- _Challenge_
Every line in the listing is to be echoed verbatim.

[Stored records]

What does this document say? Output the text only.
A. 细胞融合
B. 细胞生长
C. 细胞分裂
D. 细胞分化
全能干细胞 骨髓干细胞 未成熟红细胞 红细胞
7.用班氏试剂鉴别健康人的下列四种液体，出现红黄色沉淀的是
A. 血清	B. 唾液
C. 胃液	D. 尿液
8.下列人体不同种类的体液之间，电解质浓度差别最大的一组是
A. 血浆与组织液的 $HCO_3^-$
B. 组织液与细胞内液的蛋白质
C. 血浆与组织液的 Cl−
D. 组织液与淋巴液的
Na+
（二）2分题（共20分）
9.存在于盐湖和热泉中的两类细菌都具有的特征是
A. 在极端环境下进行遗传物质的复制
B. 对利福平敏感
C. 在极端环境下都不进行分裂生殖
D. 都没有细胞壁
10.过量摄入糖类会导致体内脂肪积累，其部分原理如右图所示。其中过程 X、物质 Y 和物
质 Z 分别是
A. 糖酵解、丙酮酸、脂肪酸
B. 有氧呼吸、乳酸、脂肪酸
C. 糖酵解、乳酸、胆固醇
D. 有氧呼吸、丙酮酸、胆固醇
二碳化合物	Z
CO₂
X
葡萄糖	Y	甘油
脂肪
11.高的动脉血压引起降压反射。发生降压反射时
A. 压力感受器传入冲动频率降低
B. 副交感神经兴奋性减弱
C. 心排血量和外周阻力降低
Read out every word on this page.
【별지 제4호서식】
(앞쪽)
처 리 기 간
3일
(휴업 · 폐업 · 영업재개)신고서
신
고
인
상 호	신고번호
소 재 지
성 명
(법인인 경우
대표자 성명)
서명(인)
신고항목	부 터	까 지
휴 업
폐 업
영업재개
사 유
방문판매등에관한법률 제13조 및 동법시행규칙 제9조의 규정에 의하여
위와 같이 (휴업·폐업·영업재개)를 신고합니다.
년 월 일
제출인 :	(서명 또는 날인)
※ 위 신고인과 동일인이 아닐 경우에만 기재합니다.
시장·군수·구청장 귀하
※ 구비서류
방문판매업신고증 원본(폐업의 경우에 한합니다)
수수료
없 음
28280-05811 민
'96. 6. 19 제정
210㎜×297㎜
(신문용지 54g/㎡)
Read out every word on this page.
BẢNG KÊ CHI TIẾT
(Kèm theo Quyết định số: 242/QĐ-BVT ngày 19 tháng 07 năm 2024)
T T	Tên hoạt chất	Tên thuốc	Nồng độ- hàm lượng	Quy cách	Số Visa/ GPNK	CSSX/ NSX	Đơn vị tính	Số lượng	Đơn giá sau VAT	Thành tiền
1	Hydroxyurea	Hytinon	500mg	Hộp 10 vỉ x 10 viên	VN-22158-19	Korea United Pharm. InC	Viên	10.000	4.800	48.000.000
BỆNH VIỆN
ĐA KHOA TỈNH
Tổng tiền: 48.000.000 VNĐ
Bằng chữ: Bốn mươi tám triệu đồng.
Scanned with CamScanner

- _Written answer_
What does this document say? Output the text only.
A. 细胞融合
B. 细胞生长
C. 细胞分裂
D. 细胞分化
全能干细胞 骨髓干细胞 未成熟红细胞 红细胞
7.用班氏试剂鉴别健康人的下列四种液体，出现红黄色沉淀的是
A. 血清	B. 唾液
C. 胃液	D. 尿液
8.下列人体不同种类的体液之间，电解质浓度差别最大的一组是
A. 血浆与组织液的 $HCO_3^-$
B. 组织液与细胞内液的蛋白质
C. 血浆与组织液的 Cl−
D. 组织液与淋巴液的
Na+
（二）2分题（共20分）
9.存在于盐湖和热泉中的两类细菌都具有的特征是
A. 在极端环境下进行遗传物质的复制
B. 对利福平敏感
C. 在极端环境下都不进行分裂生殖
D. 都没有细胞壁
10.过量摄入糖类会导致体内脂肪积累，其部分原理如右图所示。其中过程 X、物质 Y 和物
质 Z 分别是
A. 糖酵解、丙酮酸、脂肪酸
B. 有氧呼吸、乳酸、脂肪酸
C. 糖酵解、乳酸、胆固醇
D. 有氧呼吸、丙酮酸、胆固醇
二碳化合物	Z
CO₂
X
葡萄糖	Y	甘油
脂肪
11.高的动脉血压引起降压反射。发生降压反射时
A. 压力感受器传入冲动频率降低
B. 副交感神经兴奋性减弱
C. 心排血量和外周阻力降低
Read out every word on this page.
【별지 제4호서식】
(앞쪽)
처 리 기 간
3일
(휴업 · 폐업 · 영업재개)신고서
신
고
인
상 호	신고번호
소 재 지
성 명
(법인인 경우
대표자 성명)
서명(인)
신고항목	부 터	까 지
휴 업
폐 업
영업재개
사 유
방문판매등에관한법률 제13조 및 동법시행규칙 제9조의 규정에 의하여
위와 같이 (휴업·폐업·영업재개)를 신고합니다.
년 월 일
제출인 :	(서명 또는 날인)
※ 위 신고인과 동일인이 아닐 경우에만 기재합니다.
시장·군수·구청장 귀하
※ 구비서류
방문판매업신고증 원본(폐업의 경우에 한합니다)
수수료
없 음
28280-05811 민
'96. 6. 19 제정
210㎜×297㎜
(신문용지 54g/㎡)
Read out every word on this page.
BẢNG KÊ CHI TIẾT
(Kèm theo Quyết định số: 242/QĐ-BVT ngày 19 tháng 07 năm 2024)
T T	Tên hoạt chất	Tên thuốc	Nồng độ- hàm lượng	Quy cách	Số Visa/ GPNK	CSSX/ NSX	Đơn vị tính	Số lượng	Đơn giá sau VAT	Thành tiền
1	Hydroxyurea	Hytinon	500mg	Hộp 10 vỉ x 10 viên	VN-22158-19	Korea United Pharm. InC	Viên	10.000	4.800	48.000.000
BỆNH VIỆN
ĐA KHOA TỈNH
Tổng tiền: 48.000.000 VNĐ
Bằng chữ: Bốn mươi tám triệu đồng.
Scanned with CamScanner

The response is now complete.